[EXERCISE DESCRIPTION]
Write out the listing below without alteration, omitting its pictures.

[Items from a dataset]

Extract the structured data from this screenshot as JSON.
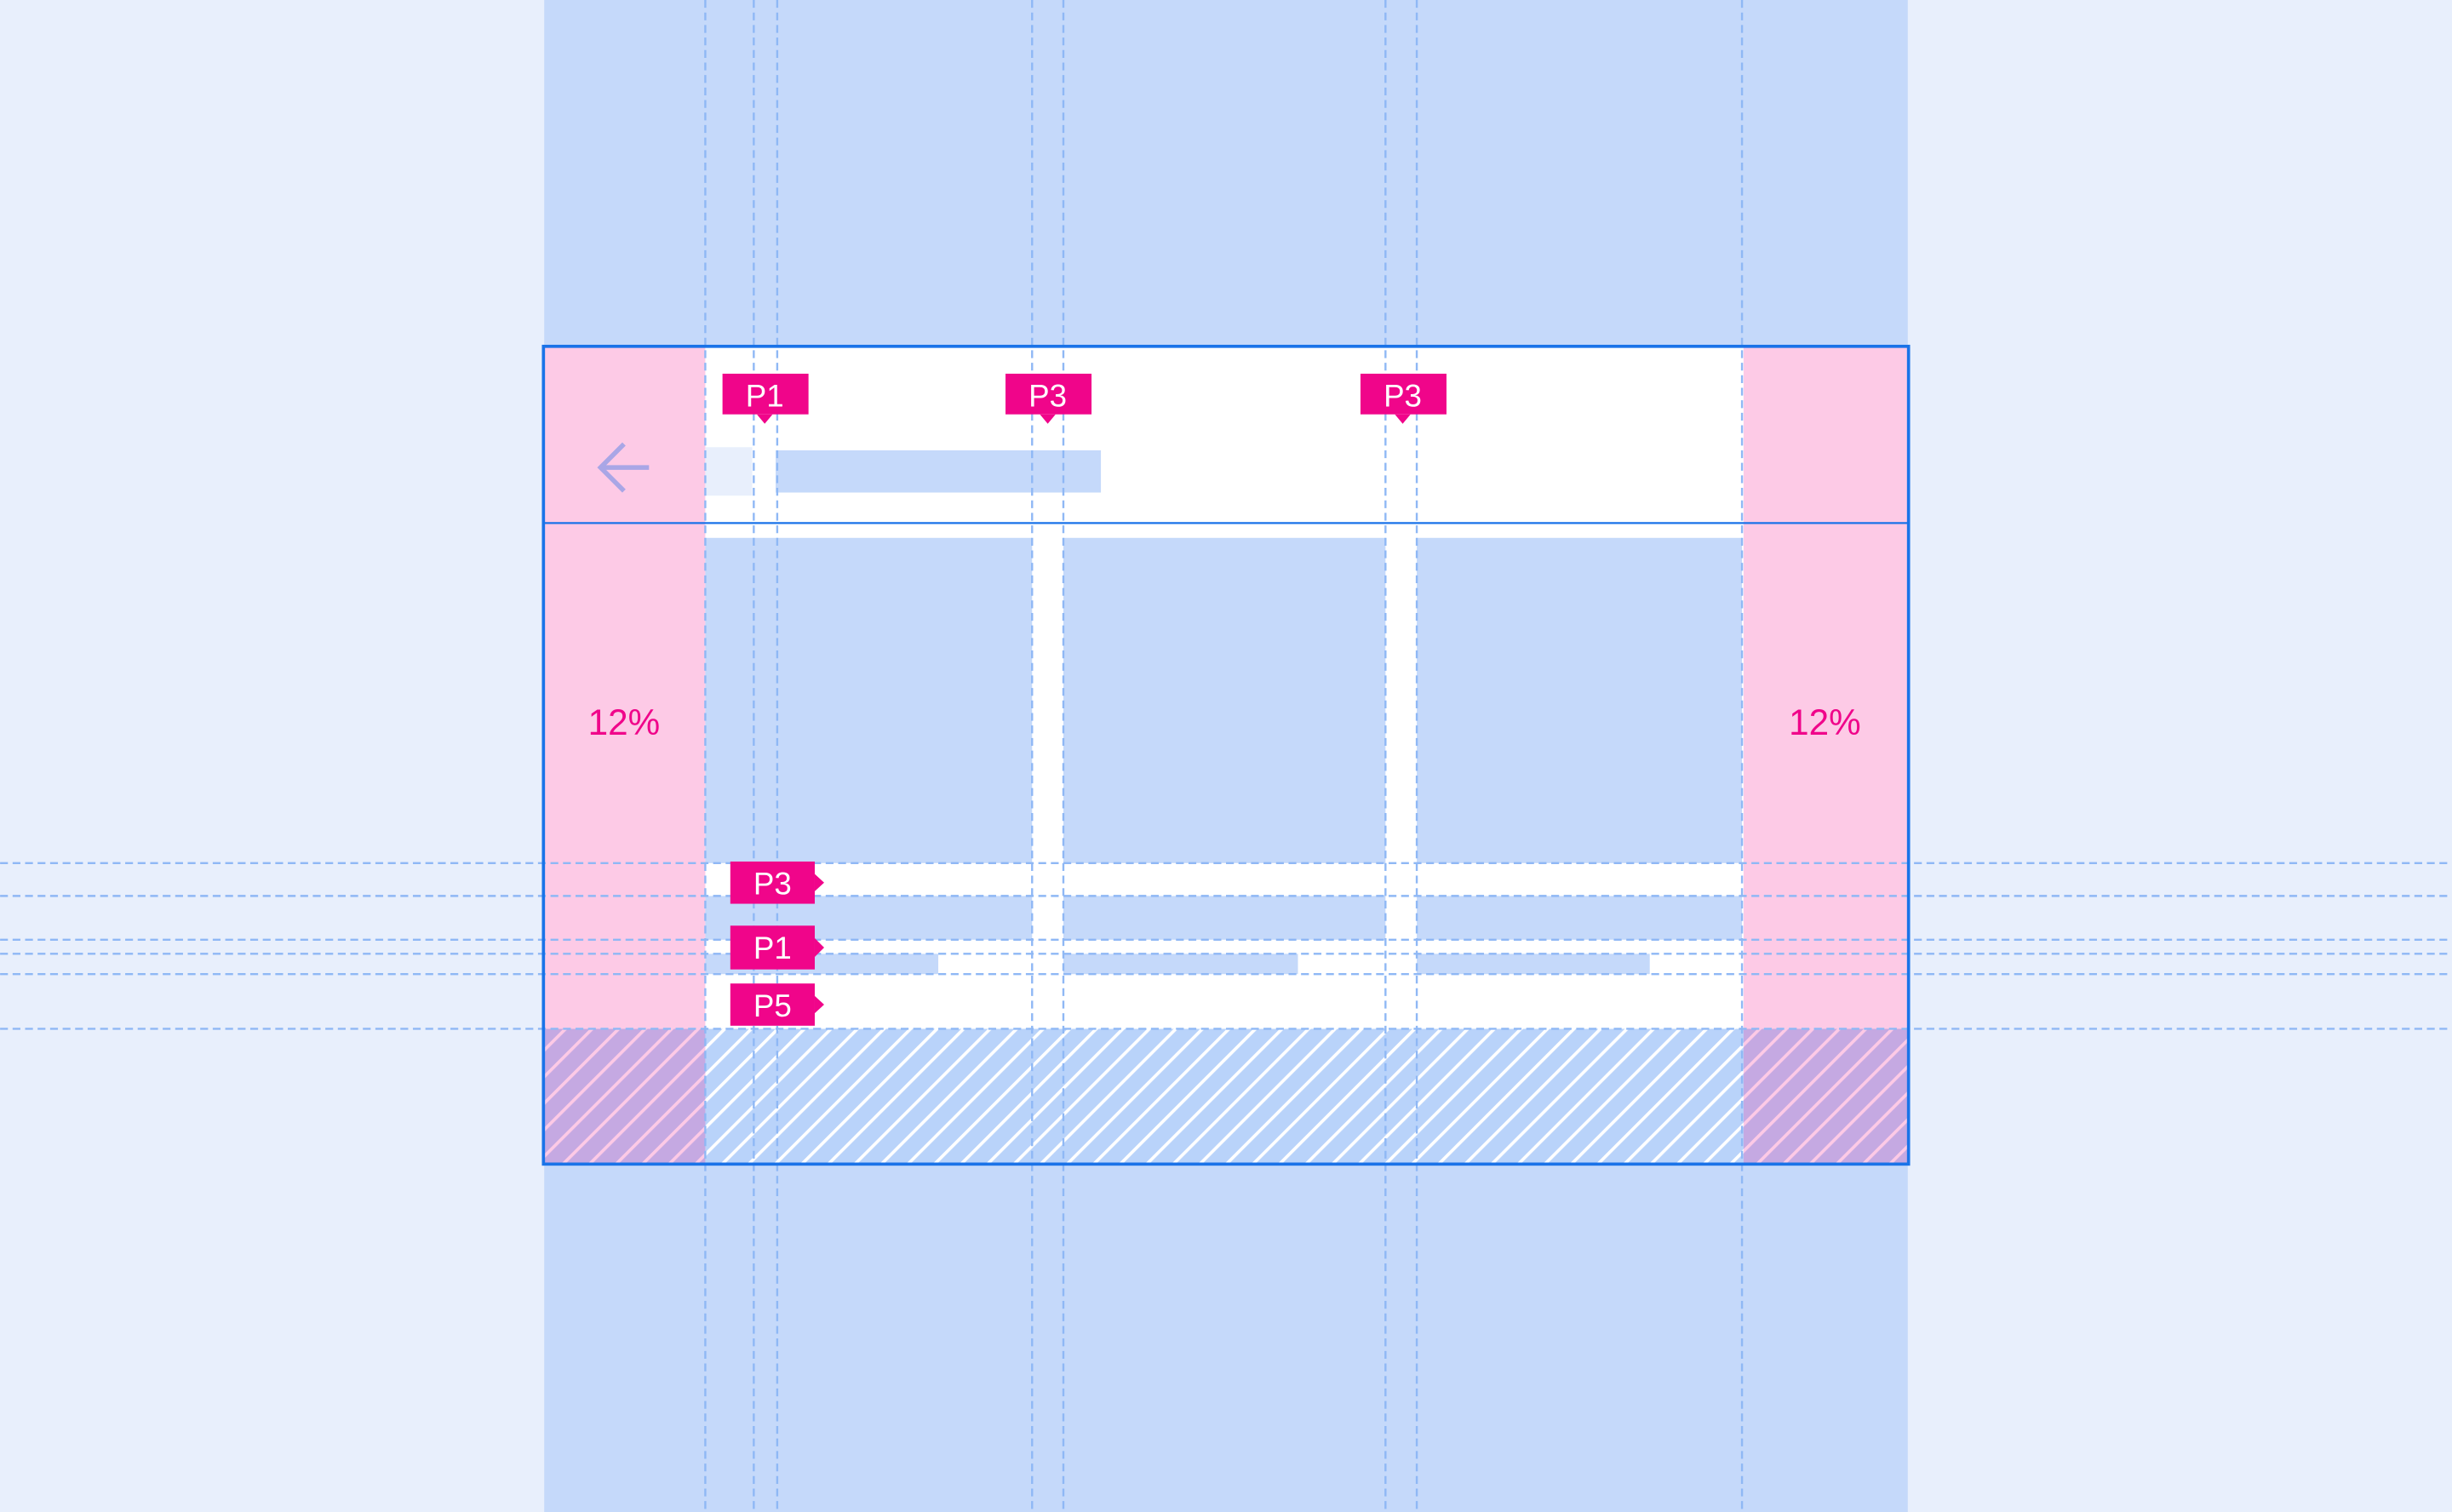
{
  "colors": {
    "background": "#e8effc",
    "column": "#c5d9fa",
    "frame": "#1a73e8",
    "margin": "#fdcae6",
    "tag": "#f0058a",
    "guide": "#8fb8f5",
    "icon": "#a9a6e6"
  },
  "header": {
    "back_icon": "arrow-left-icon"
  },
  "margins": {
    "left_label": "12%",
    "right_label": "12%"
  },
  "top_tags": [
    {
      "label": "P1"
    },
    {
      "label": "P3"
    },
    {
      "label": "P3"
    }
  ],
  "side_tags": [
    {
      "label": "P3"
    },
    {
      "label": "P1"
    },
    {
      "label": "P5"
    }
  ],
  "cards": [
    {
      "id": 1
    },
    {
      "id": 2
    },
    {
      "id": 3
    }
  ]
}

[WRITTEN RESPONSE]
Extract the structured data from this screenshot as JSON.
{
  "colors": {
    "background": "#e8effc",
    "column": "#c5d9fa",
    "frame": "#1a73e8",
    "margin": "#fdcae6",
    "tag": "#f0058a",
    "guide": "#8fb8f5",
    "icon": "#a9a6e6"
  },
  "header": {
    "back_icon": "arrow-left-icon"
  },
  "margins": {
    "left_label": "12%",
    "right_label": "12%"
  },
  "top_tags": [
    {
      "label": "P1"
    },
    {
      "label": "P3"
    },
    {
      "label": "P3"
    }
  ],
  "side_tags": [
    {
      "label": "P3"
    },
    {
      "label": "P1"
    },
    {
      "label": "P5"
    }
  ],
  "cards": [
    {
      "id": 1
    },
    {
      "id": 2
    },
    {
      "id": 3
    }
  ]
}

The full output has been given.